------ Data lines ------

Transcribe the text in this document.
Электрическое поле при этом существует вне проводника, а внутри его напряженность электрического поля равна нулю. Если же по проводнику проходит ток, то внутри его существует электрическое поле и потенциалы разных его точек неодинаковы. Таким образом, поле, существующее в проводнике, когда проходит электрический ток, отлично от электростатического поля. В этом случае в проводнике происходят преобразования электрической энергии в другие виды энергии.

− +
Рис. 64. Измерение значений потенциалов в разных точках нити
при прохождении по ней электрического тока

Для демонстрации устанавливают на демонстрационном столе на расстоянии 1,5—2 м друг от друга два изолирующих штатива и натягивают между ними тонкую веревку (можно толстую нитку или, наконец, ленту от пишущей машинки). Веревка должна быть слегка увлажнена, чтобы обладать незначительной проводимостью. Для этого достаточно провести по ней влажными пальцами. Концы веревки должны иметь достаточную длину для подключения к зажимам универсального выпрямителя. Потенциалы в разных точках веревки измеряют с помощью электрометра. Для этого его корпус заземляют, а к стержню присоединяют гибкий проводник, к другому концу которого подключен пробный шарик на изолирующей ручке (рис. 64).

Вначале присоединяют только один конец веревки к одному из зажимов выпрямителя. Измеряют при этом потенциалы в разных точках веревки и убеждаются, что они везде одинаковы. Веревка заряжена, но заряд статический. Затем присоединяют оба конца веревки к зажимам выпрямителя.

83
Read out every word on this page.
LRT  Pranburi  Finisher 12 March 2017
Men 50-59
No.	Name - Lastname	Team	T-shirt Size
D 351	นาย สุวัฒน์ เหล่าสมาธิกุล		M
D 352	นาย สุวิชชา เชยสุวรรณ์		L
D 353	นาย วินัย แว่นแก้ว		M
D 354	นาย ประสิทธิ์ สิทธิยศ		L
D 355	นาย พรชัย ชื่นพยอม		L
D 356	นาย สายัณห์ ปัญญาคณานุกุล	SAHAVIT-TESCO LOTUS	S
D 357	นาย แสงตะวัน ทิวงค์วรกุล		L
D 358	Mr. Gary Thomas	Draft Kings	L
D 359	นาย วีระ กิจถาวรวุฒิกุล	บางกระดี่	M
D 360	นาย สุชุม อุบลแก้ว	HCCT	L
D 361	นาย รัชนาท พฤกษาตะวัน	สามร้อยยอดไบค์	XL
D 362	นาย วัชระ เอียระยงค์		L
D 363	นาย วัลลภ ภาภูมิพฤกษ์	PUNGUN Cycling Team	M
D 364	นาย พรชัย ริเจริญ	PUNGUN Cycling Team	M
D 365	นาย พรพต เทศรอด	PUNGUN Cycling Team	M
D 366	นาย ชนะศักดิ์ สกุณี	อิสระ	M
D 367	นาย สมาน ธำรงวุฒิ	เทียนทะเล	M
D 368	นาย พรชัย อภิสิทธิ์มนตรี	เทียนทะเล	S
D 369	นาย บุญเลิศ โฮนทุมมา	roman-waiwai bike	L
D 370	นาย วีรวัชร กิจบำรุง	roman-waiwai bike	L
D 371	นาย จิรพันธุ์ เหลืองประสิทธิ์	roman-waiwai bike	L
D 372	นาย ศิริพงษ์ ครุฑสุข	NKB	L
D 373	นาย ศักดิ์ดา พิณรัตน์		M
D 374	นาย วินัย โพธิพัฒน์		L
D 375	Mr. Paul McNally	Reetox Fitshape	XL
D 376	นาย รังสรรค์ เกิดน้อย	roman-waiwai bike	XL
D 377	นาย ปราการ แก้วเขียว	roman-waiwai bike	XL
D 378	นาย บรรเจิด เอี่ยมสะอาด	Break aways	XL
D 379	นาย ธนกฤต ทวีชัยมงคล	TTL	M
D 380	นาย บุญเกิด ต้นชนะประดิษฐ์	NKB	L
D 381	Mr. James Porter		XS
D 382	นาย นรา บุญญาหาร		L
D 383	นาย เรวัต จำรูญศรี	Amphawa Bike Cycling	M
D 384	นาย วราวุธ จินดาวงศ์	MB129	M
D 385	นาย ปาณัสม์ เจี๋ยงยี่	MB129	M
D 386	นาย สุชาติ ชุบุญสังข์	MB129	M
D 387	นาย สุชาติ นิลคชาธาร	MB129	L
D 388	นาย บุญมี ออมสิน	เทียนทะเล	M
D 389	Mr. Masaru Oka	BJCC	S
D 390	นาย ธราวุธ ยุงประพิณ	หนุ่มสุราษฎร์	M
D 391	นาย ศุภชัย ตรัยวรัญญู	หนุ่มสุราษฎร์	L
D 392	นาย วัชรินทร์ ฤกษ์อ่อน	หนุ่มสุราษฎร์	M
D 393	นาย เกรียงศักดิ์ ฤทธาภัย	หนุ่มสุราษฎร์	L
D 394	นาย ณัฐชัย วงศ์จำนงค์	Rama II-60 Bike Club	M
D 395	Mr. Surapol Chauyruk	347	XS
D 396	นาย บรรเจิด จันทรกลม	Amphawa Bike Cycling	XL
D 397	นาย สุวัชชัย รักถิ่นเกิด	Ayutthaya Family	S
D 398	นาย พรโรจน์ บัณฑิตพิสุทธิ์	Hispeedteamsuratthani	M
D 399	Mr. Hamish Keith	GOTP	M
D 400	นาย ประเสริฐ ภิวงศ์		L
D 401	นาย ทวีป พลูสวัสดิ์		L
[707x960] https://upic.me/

------

## Exercise instructions
Copy out every line of the listing that contains the string "Amphawa".

## The answer
D 383	นาย เรวัต จำรูญศรี	Amphawa Bike Cycling	M
D 396	นาย บรรเจิด จันทรกลม	Amphawa Bike Cycling	XL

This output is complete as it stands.